-- Aim --
Format the data from its first line through the line containing "intro-line: かぬ處は御用捨なく bbox=[493, 512, 518, 737]" as a JSON list of strings, one string per line and with blank lines omitted.

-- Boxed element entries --
---------------
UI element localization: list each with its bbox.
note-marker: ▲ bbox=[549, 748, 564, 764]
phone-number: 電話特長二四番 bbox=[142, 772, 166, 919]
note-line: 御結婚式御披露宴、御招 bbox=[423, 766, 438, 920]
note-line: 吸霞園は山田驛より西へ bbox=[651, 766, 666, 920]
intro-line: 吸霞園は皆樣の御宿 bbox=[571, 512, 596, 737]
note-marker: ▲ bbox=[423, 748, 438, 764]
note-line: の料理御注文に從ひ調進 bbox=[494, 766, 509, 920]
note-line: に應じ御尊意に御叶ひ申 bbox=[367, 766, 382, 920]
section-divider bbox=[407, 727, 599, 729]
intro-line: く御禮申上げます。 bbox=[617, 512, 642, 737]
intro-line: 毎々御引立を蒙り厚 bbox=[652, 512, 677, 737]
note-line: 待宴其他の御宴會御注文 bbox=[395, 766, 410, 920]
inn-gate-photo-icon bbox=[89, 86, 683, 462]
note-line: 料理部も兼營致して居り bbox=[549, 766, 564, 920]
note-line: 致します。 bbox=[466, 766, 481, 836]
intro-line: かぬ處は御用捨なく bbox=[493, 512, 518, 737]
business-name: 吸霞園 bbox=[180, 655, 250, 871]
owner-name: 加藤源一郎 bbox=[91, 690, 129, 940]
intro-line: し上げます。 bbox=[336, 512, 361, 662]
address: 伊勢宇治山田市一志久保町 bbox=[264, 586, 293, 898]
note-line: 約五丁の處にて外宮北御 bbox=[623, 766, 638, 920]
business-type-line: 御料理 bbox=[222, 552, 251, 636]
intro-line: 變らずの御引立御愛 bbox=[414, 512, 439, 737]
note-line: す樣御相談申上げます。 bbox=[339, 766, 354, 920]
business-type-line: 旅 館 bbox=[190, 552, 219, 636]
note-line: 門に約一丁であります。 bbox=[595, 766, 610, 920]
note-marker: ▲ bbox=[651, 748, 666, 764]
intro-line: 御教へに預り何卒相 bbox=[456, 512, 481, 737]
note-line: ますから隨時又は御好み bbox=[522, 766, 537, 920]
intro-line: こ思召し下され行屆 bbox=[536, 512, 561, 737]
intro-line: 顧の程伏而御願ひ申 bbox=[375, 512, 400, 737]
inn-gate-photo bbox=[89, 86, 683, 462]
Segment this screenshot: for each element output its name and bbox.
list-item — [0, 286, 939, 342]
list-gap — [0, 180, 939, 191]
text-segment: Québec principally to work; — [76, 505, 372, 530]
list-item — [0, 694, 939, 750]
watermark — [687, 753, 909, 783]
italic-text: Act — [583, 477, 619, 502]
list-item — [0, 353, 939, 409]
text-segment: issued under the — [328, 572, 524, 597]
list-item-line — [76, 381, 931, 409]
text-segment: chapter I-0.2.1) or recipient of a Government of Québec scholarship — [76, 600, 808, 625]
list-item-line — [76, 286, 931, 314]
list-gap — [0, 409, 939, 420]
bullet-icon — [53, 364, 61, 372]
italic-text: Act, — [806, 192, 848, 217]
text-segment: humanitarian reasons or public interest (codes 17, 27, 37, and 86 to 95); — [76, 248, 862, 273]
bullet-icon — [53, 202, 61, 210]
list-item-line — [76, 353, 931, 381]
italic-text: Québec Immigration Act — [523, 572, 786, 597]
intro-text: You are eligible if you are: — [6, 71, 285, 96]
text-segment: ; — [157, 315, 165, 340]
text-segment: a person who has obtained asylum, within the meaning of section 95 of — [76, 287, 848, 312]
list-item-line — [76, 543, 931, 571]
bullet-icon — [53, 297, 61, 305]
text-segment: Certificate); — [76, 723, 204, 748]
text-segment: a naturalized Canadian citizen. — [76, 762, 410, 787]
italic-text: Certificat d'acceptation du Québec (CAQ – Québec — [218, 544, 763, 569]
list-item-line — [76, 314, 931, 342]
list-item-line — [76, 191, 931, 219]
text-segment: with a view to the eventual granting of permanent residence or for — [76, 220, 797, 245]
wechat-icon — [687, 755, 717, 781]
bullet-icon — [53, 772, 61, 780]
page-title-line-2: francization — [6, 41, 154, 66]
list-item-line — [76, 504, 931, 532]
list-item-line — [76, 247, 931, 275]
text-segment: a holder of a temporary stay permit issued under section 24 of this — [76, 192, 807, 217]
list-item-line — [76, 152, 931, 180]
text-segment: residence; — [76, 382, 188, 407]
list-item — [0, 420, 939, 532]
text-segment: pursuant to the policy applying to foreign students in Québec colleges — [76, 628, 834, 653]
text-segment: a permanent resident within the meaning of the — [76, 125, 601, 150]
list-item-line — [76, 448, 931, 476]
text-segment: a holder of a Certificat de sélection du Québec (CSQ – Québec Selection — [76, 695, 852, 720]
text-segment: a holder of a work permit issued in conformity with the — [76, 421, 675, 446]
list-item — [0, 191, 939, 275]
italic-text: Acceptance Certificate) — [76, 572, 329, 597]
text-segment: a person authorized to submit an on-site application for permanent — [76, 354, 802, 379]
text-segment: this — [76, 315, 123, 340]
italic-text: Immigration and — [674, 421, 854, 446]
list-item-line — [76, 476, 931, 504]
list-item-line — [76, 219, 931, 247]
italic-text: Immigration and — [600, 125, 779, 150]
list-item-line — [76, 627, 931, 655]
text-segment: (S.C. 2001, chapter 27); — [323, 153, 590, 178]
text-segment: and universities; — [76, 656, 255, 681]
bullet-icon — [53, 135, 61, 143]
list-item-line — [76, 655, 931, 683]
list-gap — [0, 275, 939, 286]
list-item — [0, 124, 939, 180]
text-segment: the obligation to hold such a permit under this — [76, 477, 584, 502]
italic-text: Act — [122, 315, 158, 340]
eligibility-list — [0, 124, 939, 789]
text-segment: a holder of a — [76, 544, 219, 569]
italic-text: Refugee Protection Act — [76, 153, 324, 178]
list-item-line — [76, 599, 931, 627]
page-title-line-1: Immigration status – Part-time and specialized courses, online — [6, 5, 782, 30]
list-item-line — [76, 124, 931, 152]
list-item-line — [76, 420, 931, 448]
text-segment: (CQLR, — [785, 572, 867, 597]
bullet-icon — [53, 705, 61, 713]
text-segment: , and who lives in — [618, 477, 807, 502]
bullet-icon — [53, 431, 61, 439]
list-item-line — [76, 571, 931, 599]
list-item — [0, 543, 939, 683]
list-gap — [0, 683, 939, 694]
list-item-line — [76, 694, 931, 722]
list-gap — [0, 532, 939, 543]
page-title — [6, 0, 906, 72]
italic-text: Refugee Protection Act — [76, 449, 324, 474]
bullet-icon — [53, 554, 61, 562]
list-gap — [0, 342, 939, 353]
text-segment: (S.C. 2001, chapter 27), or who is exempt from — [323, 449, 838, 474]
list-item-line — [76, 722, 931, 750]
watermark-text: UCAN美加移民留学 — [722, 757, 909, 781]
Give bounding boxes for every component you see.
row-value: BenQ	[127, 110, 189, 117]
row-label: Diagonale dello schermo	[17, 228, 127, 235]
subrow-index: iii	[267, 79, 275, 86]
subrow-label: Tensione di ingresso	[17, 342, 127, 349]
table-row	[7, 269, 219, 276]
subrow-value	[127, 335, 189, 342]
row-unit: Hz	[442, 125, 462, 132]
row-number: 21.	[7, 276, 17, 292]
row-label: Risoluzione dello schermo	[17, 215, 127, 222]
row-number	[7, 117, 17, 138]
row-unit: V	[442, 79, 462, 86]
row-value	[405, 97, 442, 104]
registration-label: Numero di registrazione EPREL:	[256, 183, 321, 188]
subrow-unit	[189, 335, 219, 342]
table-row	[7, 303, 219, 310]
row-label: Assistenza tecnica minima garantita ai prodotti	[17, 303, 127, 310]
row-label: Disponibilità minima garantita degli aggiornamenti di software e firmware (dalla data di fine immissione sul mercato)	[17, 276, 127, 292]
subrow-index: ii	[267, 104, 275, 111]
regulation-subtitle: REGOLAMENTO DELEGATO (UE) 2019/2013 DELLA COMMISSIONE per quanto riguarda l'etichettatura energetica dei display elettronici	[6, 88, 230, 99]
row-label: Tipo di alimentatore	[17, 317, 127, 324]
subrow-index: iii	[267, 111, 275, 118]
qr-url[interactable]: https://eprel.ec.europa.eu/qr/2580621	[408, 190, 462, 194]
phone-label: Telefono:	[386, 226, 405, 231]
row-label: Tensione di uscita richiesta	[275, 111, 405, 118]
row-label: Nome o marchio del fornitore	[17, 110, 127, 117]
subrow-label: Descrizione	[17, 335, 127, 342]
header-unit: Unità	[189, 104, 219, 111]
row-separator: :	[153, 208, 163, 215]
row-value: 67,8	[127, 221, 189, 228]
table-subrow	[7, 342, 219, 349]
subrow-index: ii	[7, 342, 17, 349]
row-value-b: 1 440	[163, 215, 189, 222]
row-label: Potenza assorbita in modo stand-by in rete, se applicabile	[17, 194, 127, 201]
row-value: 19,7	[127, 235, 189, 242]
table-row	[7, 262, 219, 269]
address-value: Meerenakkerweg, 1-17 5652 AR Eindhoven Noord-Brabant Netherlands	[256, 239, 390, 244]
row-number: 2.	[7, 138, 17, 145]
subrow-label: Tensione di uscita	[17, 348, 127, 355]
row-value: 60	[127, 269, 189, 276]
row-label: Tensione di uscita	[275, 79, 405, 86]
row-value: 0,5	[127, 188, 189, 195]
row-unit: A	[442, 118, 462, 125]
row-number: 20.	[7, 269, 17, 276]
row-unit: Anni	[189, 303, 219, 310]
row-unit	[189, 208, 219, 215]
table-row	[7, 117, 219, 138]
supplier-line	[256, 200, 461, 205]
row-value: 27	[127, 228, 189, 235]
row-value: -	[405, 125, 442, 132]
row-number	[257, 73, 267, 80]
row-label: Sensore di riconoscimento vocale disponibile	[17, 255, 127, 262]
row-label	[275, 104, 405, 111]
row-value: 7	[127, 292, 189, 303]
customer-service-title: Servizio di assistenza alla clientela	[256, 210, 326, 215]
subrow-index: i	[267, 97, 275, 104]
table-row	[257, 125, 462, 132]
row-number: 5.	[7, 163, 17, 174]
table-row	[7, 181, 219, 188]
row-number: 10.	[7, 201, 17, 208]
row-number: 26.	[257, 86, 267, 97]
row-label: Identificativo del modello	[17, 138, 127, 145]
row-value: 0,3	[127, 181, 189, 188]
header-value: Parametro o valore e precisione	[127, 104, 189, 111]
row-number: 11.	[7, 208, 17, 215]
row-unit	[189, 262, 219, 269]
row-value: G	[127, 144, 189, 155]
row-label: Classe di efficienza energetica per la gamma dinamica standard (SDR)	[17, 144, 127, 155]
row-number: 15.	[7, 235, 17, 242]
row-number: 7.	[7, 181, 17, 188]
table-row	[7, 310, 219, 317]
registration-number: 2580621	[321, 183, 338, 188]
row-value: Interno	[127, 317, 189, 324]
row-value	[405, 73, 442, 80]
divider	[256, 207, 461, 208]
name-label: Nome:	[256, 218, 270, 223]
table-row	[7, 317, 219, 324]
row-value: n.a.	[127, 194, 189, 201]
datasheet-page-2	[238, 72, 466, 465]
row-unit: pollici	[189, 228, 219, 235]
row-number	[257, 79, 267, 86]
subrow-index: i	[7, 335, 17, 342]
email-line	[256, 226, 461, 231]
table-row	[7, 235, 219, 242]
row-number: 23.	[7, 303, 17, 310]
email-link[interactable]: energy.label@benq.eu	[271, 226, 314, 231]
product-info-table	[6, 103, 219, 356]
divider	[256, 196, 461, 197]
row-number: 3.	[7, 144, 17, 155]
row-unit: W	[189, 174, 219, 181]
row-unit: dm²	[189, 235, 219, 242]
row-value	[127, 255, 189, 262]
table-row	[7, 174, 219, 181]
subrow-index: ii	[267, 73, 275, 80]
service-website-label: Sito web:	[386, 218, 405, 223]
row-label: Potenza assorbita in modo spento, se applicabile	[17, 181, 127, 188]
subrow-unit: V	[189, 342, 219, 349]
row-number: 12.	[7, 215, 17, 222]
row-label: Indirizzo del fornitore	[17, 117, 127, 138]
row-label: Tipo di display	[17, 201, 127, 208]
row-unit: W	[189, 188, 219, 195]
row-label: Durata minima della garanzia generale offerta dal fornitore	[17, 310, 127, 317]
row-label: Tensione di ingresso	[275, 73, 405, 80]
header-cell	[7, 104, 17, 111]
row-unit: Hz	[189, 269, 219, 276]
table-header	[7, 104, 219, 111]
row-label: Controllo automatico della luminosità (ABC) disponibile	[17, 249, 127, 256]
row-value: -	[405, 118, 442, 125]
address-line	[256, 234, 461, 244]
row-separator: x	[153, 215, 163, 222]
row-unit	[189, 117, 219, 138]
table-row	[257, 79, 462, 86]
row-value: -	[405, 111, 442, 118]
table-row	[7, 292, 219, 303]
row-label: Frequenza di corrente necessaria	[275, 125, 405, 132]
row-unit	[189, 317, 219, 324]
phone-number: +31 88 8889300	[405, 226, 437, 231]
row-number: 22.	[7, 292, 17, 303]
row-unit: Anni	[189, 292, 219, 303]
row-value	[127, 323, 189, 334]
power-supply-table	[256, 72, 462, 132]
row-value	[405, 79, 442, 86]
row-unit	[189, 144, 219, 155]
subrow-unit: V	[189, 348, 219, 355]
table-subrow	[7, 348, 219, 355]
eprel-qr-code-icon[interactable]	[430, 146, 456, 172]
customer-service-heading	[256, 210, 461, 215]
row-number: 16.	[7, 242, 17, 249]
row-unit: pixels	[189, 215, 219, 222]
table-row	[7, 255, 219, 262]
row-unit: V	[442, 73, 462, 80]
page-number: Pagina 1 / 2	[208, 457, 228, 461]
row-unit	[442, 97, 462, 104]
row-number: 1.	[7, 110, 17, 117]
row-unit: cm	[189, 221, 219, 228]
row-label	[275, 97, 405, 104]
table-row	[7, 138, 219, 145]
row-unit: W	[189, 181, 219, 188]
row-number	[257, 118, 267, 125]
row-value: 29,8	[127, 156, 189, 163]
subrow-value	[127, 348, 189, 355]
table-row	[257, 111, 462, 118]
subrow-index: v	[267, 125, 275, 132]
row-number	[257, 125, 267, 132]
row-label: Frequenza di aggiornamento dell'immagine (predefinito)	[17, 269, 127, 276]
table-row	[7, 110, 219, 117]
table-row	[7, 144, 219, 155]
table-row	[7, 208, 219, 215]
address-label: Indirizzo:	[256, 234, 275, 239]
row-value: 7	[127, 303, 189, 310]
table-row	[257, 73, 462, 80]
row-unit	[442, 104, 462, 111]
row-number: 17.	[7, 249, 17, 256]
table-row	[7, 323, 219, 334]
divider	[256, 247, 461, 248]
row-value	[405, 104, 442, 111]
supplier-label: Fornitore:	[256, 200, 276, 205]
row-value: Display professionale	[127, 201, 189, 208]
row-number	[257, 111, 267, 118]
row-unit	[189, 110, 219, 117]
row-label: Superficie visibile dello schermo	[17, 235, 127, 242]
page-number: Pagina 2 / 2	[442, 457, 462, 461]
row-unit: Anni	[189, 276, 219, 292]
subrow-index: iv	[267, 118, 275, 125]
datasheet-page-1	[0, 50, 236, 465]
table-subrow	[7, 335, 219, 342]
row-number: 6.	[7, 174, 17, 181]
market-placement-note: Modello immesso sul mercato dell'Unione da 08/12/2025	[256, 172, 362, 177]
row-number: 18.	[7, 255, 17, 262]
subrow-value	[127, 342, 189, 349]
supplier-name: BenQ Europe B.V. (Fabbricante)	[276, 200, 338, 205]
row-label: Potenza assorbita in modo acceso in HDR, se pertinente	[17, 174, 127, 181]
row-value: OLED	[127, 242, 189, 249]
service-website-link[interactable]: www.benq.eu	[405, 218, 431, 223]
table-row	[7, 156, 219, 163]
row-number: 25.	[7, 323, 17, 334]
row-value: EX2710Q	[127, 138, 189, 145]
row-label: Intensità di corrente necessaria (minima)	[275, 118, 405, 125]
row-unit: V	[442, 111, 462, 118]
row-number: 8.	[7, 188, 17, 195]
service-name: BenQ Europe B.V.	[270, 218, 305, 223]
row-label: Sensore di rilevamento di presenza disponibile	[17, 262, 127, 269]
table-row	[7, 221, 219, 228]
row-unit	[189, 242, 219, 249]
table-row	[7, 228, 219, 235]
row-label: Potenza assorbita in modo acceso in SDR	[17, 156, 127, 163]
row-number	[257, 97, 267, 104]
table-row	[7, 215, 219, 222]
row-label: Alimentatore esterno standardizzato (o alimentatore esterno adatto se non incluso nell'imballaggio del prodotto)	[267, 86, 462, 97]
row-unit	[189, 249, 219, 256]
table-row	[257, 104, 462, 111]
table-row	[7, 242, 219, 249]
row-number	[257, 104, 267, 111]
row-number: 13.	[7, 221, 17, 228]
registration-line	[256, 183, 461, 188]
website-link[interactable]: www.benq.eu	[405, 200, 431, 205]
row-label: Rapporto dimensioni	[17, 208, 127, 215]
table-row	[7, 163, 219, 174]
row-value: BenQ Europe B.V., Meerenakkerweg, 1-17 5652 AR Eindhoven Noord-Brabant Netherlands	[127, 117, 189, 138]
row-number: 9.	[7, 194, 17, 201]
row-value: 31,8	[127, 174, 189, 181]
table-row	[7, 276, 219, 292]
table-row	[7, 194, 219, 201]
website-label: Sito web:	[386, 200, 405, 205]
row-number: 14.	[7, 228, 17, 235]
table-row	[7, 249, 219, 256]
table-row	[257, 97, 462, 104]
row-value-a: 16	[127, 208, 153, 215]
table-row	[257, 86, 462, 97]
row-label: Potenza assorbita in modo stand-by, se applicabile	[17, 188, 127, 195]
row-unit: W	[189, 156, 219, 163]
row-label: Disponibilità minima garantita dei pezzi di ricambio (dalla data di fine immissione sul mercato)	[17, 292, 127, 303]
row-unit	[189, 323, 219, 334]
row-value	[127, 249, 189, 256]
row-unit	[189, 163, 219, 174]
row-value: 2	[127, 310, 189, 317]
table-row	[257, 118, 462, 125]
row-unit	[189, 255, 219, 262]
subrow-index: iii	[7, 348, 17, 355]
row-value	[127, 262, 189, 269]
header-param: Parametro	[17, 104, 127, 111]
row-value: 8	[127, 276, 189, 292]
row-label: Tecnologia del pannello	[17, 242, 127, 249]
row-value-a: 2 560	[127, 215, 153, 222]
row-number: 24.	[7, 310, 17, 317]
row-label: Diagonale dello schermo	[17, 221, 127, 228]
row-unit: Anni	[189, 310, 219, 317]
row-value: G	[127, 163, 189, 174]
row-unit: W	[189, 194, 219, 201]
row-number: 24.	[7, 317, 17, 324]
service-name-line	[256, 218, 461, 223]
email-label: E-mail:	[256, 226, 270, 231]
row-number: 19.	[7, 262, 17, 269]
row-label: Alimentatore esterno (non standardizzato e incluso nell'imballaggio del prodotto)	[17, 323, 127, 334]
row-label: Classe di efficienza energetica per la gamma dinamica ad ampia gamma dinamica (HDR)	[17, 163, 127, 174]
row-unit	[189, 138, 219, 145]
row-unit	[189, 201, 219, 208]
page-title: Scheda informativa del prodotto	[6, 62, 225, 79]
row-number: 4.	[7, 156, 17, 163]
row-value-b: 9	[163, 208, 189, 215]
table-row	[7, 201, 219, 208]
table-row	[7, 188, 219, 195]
---------------
-- Result of this exercise --
[
  "UI element localization: list each with its bbox.",
  "note-marker: ▲ bbox=[549, 748, 564, 764]",
  "phone-number: 電話特長二四番 bbox=[142, 772, 166, 919]",
  "note-line: 御結婚式御披露宴、御招 bbox=[423, 766, 438, 920]",
  "note-line: 吸霞園は山田驛より西へ bbox=[651, 766, 666, 920]",
  "intro-line: 吸霞園は皆樣の御宿 bbox=[571, 512, 596, 737]",
  "note-marker: ▲ bbox=[423, 748, 438, 764]",
  "note-line: の料理御注文に從ひ調進 bbox=[494, 766, 509, 920]",
  "note-line: に應じ御尊意に御叶ひ申 bbox=[367, 766, 382, 920]",
  "section-divider bbox=[407, 727, 599, 729]",
  "intro-line: く御禮申上げます。 bbox=[617, 512, 642, 737]",
  "intro-line: 毎々御引立を蒙り厚 bbox=[652, 512, 677, 737]",
  "note-line: 待宴其他の御宴會御注文 bbox=[395, 766, 410, 920]",
  "inn-gate-photo-icon bbox=[89, 86, 683, 462]",
  "note-line: 料理部も兼營致して居り bbox=[549, 766, 564, 920]",
  "note-line: 致します。 bbox=[466, 766, 481, 836]",
  "intro-line: かぬ處は御用捨なく bbox=[493, 512, 518, 737]"
]